▶ **Exercise aim**
Report each line of the data that includes the word "Troubleshooting".

───── Dataset entries

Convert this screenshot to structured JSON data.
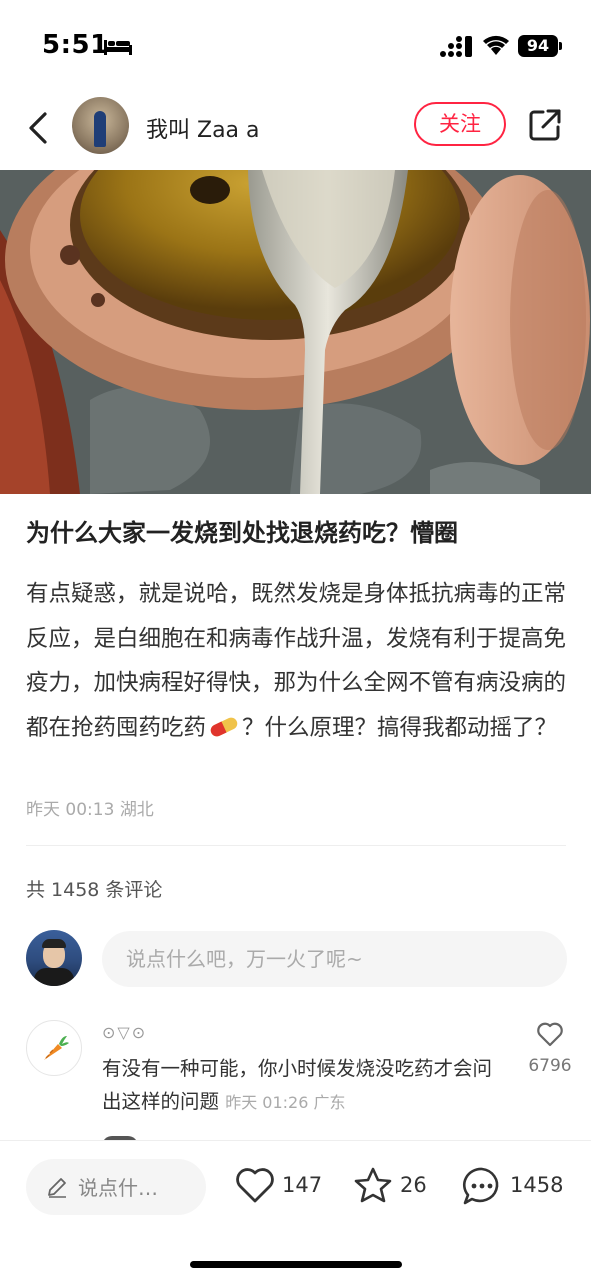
{
  "status_bar": {
    "time": "5:51",
    "battery": "94"
  },
  "header": {
    "author_name": "我叫 Zaa a",
    "follow_label": "关注"
  },
  "post": {
    "title": "为什么大家一发烧到处找退烧药吃？懵圈",
    "body_part1": "有点疑惑，就是说哈，既然发烧是身体抵抗病毒的正常反应，是白细胞在和病毒作战升温，发烧有利于提高免疫力，加快病程好得快，那为什么全网不管有病没病的都在抢药囤药吃药",
    "body_part2": "？什么原理？搞得我都动摇了？",
    "date": "昨天 00:13",
    "location": "湖北"
  },
  "comments_header": "共 1458 条评论",
  "comment_input_placeholder": "说点什么吧，万一火了呢~",
  "comments": [
    {
      "name": "⊙▽⊙",
      "text": "有没有一种可能，你小时候发烧没吃药才会问出这样的问题",
      "meta": "昨天 01:26 广东",
      "likes": "6796"
    }
  ],
  "bottom_bar": {
    "input_label": "说点什…",
    "likes": "147",
    "collects": "26",
    "comments": "1458"
  },
  "colors": {
    "accent": "#ff2442",
    "text": "#222222",
    "muted": "#aaaaaa"
  }
}
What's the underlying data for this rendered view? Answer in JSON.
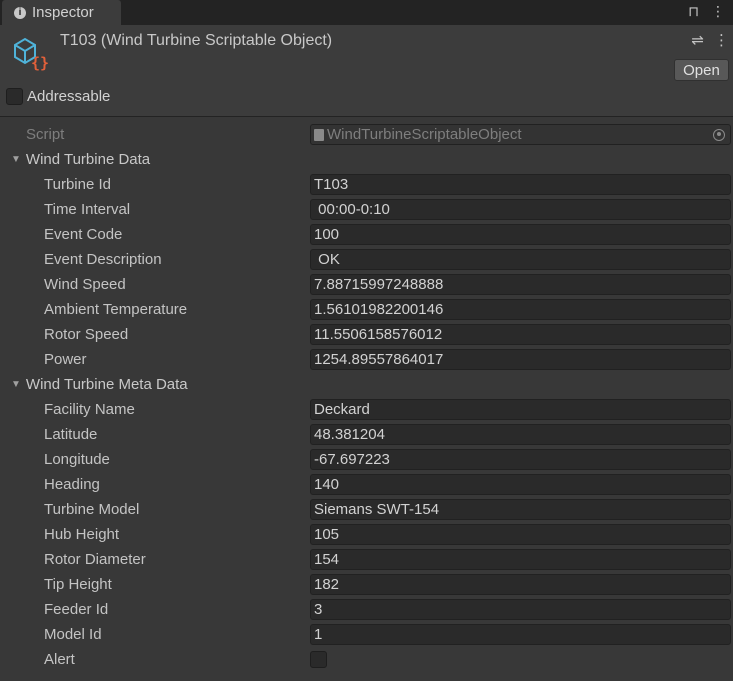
{
  "tab": {
    "label": "Inspector"
  },
  "header": {
    "title": "T103 (Wind Turbine Scriptable Object)",
    "open_label": "Open",
    "addressable_label": "Addressable",
    "addressable_checked": false
  },
  "script": {
    "label": "Script",
    "value": "WindTurbineScriptableObject"
  },
  "sections": [
    {
      "title": "Wind Turbine Data",
      "fields": [
        {
          "label": "Turbine Id",
          "value": "T103"
        },
        {
          "label": "Time Interval",
          "value": " 00:00-0:10"
        },
        {
          "label": "Event Code",
          "value": "100"
        },
        {
          "label": "Event Description",
          "value": " OK"
        },
        {
          "label": "Wind Speed",
          "value": "7.88715997248888"
        },
        {
          "label": "Ambient Temperature",
          "value": "1.56101982200146"
        },
        {
          "label": "Rotor Speed",
          "value": "11.5506158576012"
        },
        {
          "label": "Power",
          "value": "1254.89557864017"
        }
      ]
    },
    {
      "title": "Wind Turbine Meta Data",
      "fields": [
        {
          "label": "Facility Name",
          "value": "Deckard"
        },
        {
          "label": "Latitude",
          "value": "48.381204"
        },
        {
          "label": "Longitude",
          "value": "-67.697223"
        },
        {
          "label": "Heading",
          "value": "140"
        },
        {
          "label": "Turbine Model",
          "value": "Siemans SWT-154"
        },
        {
          "label": "Hub Height",
          "value": "105"
        },
        {
          "label": "Rotor Diameter",
          "value": "154"
        },
        {
          "label": "Tip Height",
          "value": "182"
        },
        {
          "label": "Feeder Id",
          "value": "3"
        },
        {
          "label": "Model Id",
          "value": "1"
        }
      ]
    }
  ],
  "alert": {
    "label": "Alert",
    "checked": false
  }
}
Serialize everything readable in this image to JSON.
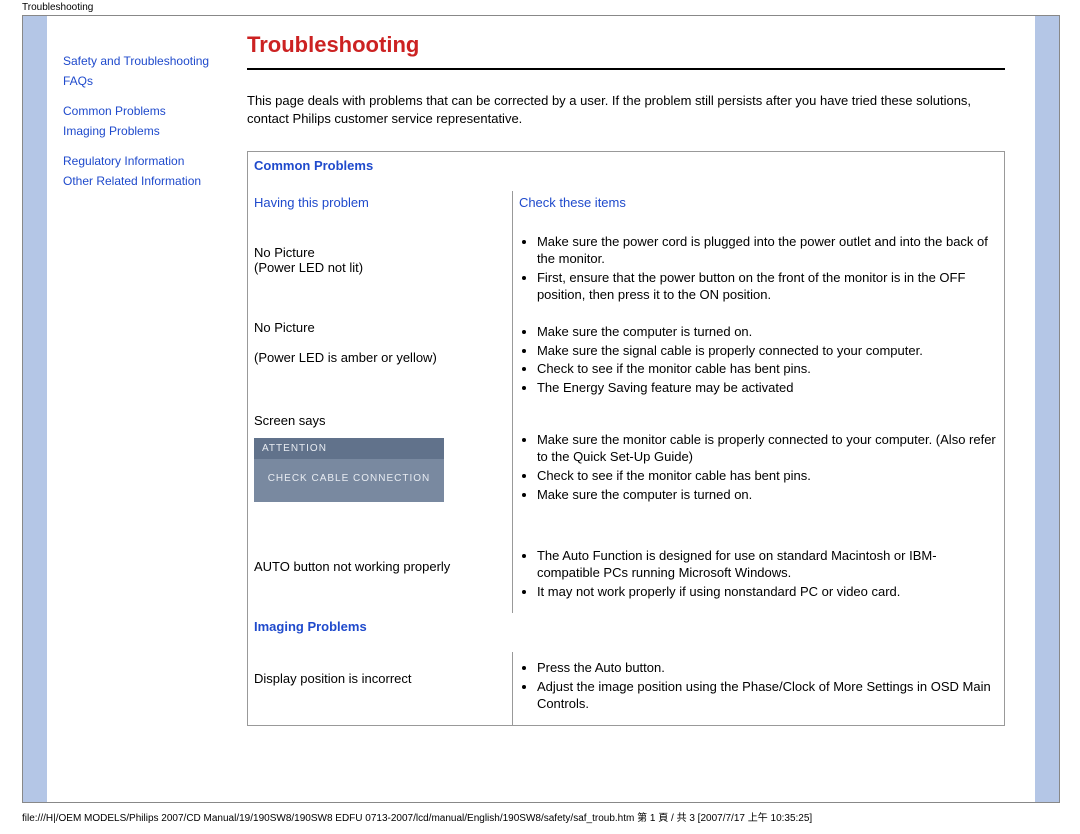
{
  "meta": {
    "tab_title": "Troubleshooting"
  },
  "sidebar": {
    "links": [
      {
        "label": "Safety and Troubleshooting"
      },
      {
        "label": "FAQs"
      },
      {
        "label": "Common Problems"
      },
      {
        "label": "Imaging Problems"
      },
      {
        "label": "Regulatory Information"
      },
      {
        "label": "Other Related Information"
      }
    ]
  },
  "main": {
    "title": "Troubleshooting",
    "intro": "This page deals with problems that can be corrected by a user. If the problem still persists after you have tried these solutions, contact Philips customer service representative.",
    "sections": {
      "common": {
        "heading": "Common Problems",
        "col_problem": "Having this problem",
        "col_check": "Check these items",
        "rows": [
          {
            "problem_line1": "No Picture",
            "problem_line2": "(Power LED not lit)",
            "checks": [
              "Make sure the power cord is plugged into the power outlet and into the back of the monitor.",
              "First, ensure that the power button on the front of the monitor is in the OFF position, then press it to the ON position."
            ]
          },
          {
            "problem_line1": "No Picture",
            "problem_line2": "(Power LED is amber or yellow)",
            "checks": [
              "Make sure the computer is turned on.",
              "Make sure the signal cable is properly connected to your computer.",
              "Check to see if the monitor cable has bent pins.",
              "The Energy Saving feature may be activated"
            ]
          },
          {
            "problem_line1": "Screen says",
            "attention_title": "ATTENTION",
            "attention_body": "CHECK CABLE CONNECTION",
            "checks": [
              "Make sure the monitor cable is properly connected to your computer. (Also refer to the Quick Set-Up Guide)",
              "Check to see if the monitor cable has bent pins.",
              "Make sure the computer is turned on."
            ]
          },
          {
            "problem_line1": "AUTO button not working properly",
            "checks": [
              "The Auto Function is designed for use on standard Macintosh or IBM-compatible PCs running Microsoft Windows.",
              "It may not work properly if using nonstandard PC or video card."
            ]
          }
        ]
      },
      "imaging": {
        "heading": "Imaging Problems",
        "rows": [
          {
            "problem_line1": "Display position is incorrect",
            "checks": [
              "Press the Auto button.",
              "Adjust the image position using the Phase/Clock of More Settings in OSD Main Controls."
            ]
          }
        ]
      }
    }
  },
  "footer": "file:///H|/OEM MODELS/Philips 2007/CD Manual/19/190SW8/190SW8 EDFU 0713-2007/lcd/manual/English/190SW8/safety/saf_troub.htm 第 1 頁 / 共 3  [2007/7/17 上午 10:35:25]"
}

──────────

▶ **Result**
    "tab_title": "Troubleshooting"
        "label": "Safety and Troubleshooting"
    "title": "Troubleshooting",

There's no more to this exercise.